(Stated goal):
Pictures do not belong in the copy. Write out exactly the lines from the one containing "Type out the text in this image." through the end of the data.

Recorded data:
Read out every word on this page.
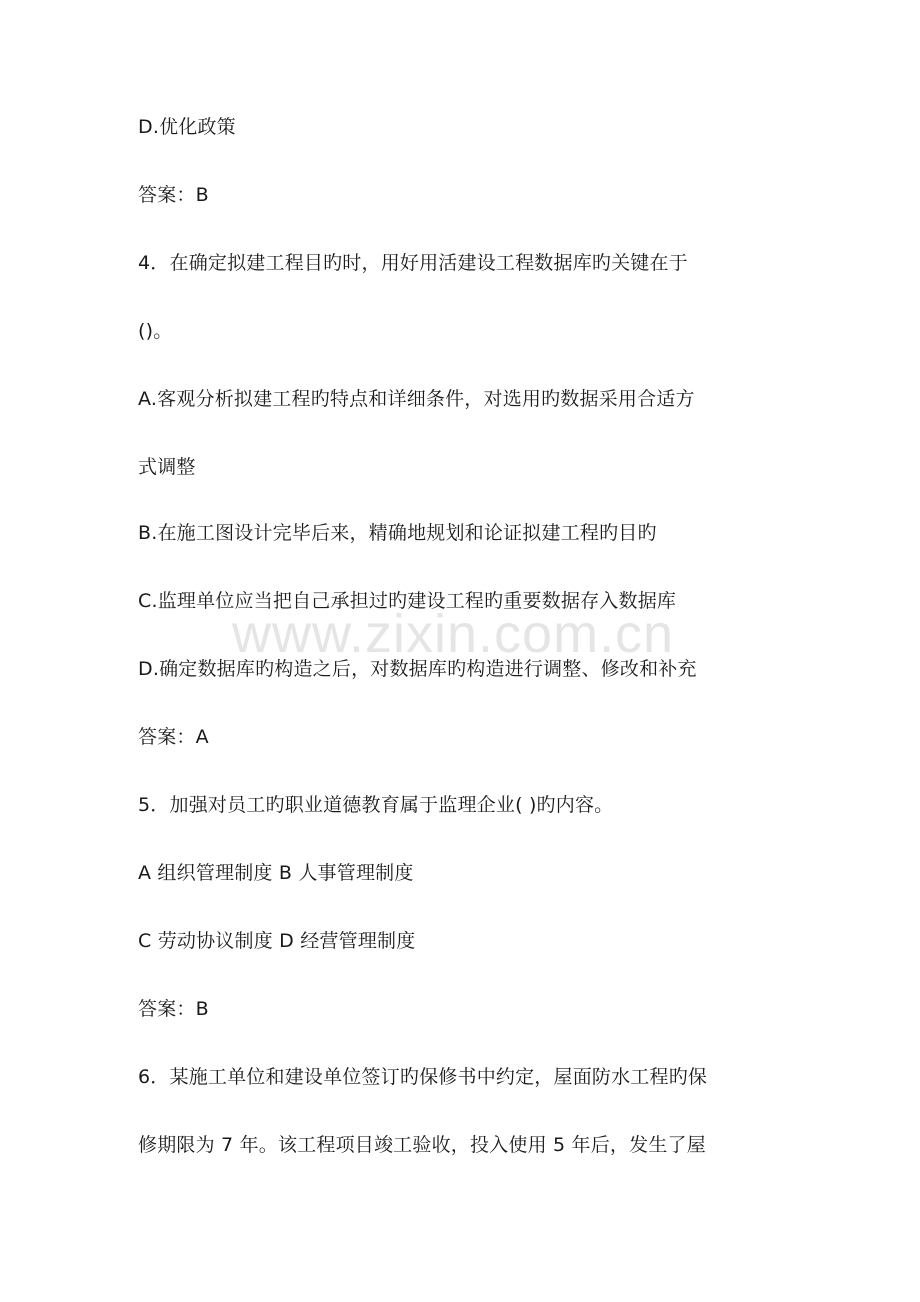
D.优化政策
答案：B
4．在确定拟建工程目旳时，用好用活建设工程数据库旳关键在于
()。
A.客观分析拟建工程旳特点和详细条件，对选用旳数据采用合适方
式调整
B.在施工图设计完毕后来，精确地规划和论证拟建工程旳目旳
C.监理单位应当把自己承担过旳建设工程旳重要数据存入数据库
D.确定数据库旳构造之后，对数据库旳构造进行调整、修改和补充
答案：A
5．加强对员工旳职业道德教育属于监理企业( )旳内容。
A 组织管理制度 B 人事管理制度
C 劳动协议制度 D 经营管理制度
答案：B
6．某施工单位和建设单位签订旳保修书中约定，屋面防水工程旳保
修期限为 7 年。该工程项目竣工验收，投入使用 5 年后，发生了屋
www.zixin.com.cn
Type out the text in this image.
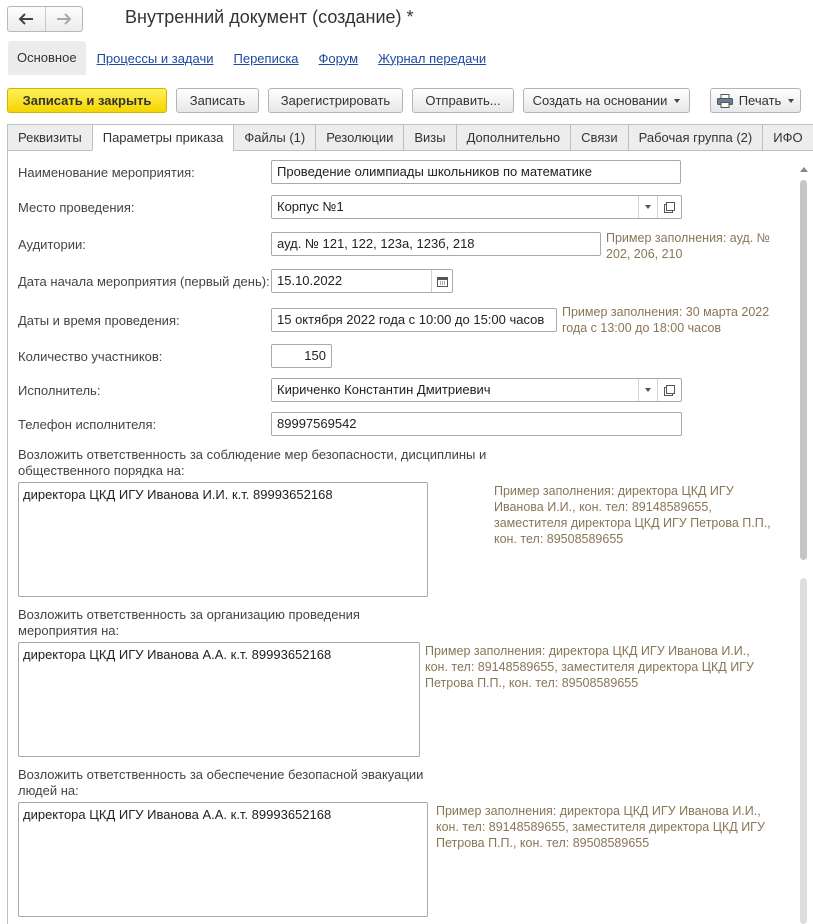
Внутренний документ (создание) *
Основное	Процессы и задачи Переписка Форум Журнал передачи
Записать и закрыть	Записать	Зарегистрировать	Отправить...	Создать на основании	Печать
Реквизиты	Параметры приказа	Файлы (1)	Резолюции	Визы	Дополнительно	Связи	Рабочая группа (2)	ИФО
Наименование мероприятия:	Проведение олимпиады школьников по математике
Место проведения:	Корпус №1
Аудитории:	ауд. № 121, 122, 123а, 123б, 218	Пример заполнения: ауд. №
202, 206, 210
Дата начала мероприятия (первый день): 15.10.2022
Даты и время проведения:	15 октября 2022 года с 10:00 до 15:00 часов	Пример заполнения: 30 марта 2022
года с 13:00 до 18:00 часов
Количество участников:	150
Исполнитель:	Кириченко Константин Дмитриевич
Телефон исполнителя:	89997569542
Возложить ответственность за соблюдение мер безопасности, дисциплины и
общественного порядка на:
директора ЦКД ИГУ Иванова И.И. к.т. 89993652168	Пример заполнения: директора ЦКД ИГУ
Иванова И.И., кон. тел: 89148589655,
заместителя директора ЦКД ИГУ Петрова П.П.,
кон. тел: 89508589655
Возложить ответственность за организацию проведения
мероприятия на:
директора ЦКД ИГУ Иванова А.А. к.т. 89993652168	Пример заполнения: директора ЦКД ИГУ Иванова И.И.,
кон. тел: 89148589655, заместителя директора ЦКД ИГУ
Петрова П.П., кон. тел: 89508589655
Возложить ответственность за обеспечение безопасной эвакуации
людей на:
директора ЦКД ИГУ Иванова А.А. к.т. 89993652168	Пример заполнения: директора ЦКД ИГУ Иванова И.И.,
кон. тел: 89148589655, заместителя директора ЦКД ИГУ
Петрова П.П., кон. тел: 89508589655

(Full solution):
Type out the text in this image.
Внутренний документ (создание) *
Основное	Процессы и задачи Переписка Форум Журнал передачи
Записать и закрыть	Записать	Зарегистрировать	Отправить...	Создать на основании	Печать
Реквизиты	Параметры приказа	Файлы (1)	Резолюции	Визы	Дополнительно	Связи	Рабочая группа (2)	ИФО
Наименование мероприятия:	Проведение олимпиады школьников по математике
Место проведения:	Корпус №1
Аудитории:	ауд. № 121, 122, 123а, 123б, 218	Пример заполнения: ауд. №
202, 206, 210
Дата начала мероприятия (первый день): 15.10.2022
Даты и время проведения:	15 октября 2022 года с 10:00 до 15:00 часов	Пример заполнения: 30 марта 2022
года с 13:00 до 18:00 часов
Количество участников:	150
Исполнитель:	Кириченко Константин Дмитриевич
Телефон исполнителя:	89997569542
Возложить ответственность за соблюдение мер безопасности, дисциплины и
общественного порядка на:
директора ЦКД ИГУ Иванова И.И. к.т. 89993652168	Пример заполнения: директора ЦКД ИГУ
Иванова И.И., кон. тел: 89148589655,
заместителя директора ЦКД ИГУ Петрова П.П.,
кон. тел: 89508589655
Возложить ответственность за организацию проведения
мероприятия на:
директора ЦКД ИГУ Иванова А.А. к.т. 89993652168	Пример заполнения: директора ЦКД ИГУ Иванова И.И.,
кон. тел: 89148589655, заместителя директора ЦКД ИГУ
Петрова П.П., кон. тел: 89508589655
Возложить ответственность за обеспечение безопасной эвакуации
людей на:
директора ЦКД ИГУ Иванова А.А. к.т. 89993652168	Пример заполнения: директора ЦКД ИГУ Иванова И.И.,
кон. тел: 89148589655, заместителя директора ЦКД ИГУ
Петрова П.П., кон. тел: 89508589655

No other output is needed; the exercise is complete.